_DATA:_
──────────

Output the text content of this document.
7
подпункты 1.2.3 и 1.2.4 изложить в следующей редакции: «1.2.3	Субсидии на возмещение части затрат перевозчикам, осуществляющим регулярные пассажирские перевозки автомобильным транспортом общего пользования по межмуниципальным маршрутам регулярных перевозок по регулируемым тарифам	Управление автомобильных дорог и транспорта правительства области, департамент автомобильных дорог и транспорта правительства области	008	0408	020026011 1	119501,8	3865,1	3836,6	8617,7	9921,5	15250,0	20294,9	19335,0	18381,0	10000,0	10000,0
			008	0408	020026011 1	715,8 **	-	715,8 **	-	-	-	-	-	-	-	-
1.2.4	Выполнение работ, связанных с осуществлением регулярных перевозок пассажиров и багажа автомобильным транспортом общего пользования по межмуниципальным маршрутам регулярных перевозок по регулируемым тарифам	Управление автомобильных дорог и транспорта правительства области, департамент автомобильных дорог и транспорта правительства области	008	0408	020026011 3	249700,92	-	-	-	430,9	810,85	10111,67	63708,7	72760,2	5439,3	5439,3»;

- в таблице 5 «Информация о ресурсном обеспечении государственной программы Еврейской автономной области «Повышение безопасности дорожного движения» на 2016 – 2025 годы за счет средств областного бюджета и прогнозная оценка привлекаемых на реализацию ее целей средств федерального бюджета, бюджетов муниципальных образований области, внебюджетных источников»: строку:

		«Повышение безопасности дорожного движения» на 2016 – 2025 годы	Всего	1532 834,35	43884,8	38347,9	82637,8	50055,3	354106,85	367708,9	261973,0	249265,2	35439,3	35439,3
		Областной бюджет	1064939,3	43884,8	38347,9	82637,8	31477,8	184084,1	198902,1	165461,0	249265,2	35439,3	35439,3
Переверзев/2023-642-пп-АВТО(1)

──────────

Set down the material above again, word for word.

Output the text content of this document.
7
подпункты 1.2.3 и 1.2.4 изложить в следующей редакции: «1.2.3	Субсидии на возмещение части затрат перевозчикам, осуществляющим регулярные пассажирские перевозки автомобильным транспортом общего пользования по межмуниципальным маршрутам регулярных перевозок по регулируемым тарифам	Управление автомобильных дорог и транспорта правительства области, департамент автомобильных дорог и транспорта правительства области	008	0408	020026011 1	119501,8	3865,1	3836,6	8617,7	9921,5	15250,0	20294,9	19335,0	18381,0	10000,0	10000,0
			008	0408	020026011 1	715,8 **	-	715,8 **	-	-	-	-	-	-	-	-
1.2.4	Выполнение работ, связанных с осуществлением регулярных перевозок пассажиров и багажа автомобильным транспортом общего пользования по межмуниципальным маршрутам регулярных перевозок по регулируемым тарифам	Управление автомобильных дорог и транспорта правительства области, департамент автомобильных дорог и транспорта правительства области	008	0408	020026011 3	249700,92	-	-	-	430,9	810,85	10111,67	63708,7	72760,2	5439,3	5439,3»;

- в таблице 5 «Информация о ресурсном обеспечении государственной программы Еврейской автономной области «Повышение безопасности дорожного движения» на 2016 – 2025 годы за счет средств областного бюджета и прогнозная оценка привлекаемых на реализацию ее целей средств федерального бюджета, бюджетов муниципальных образований области, внебюджетных источников»: строку:

		«Повышение безопасности дорожного движения» на 2016 – 2025 годы	Всего	1532 834,35	43884,8	38347,9	82637,8	50055,3	354106,85	367708,9	261973,0	249265,2	35439,3	35439,3
		Областной бюджет	1064939,3	43884,8	38347,9	82637,8	31477,8	184084,1	198902,1	165461,0	249265,2	35439,3	35439,3
Переверзев/2023-642-пп-АВТО(1)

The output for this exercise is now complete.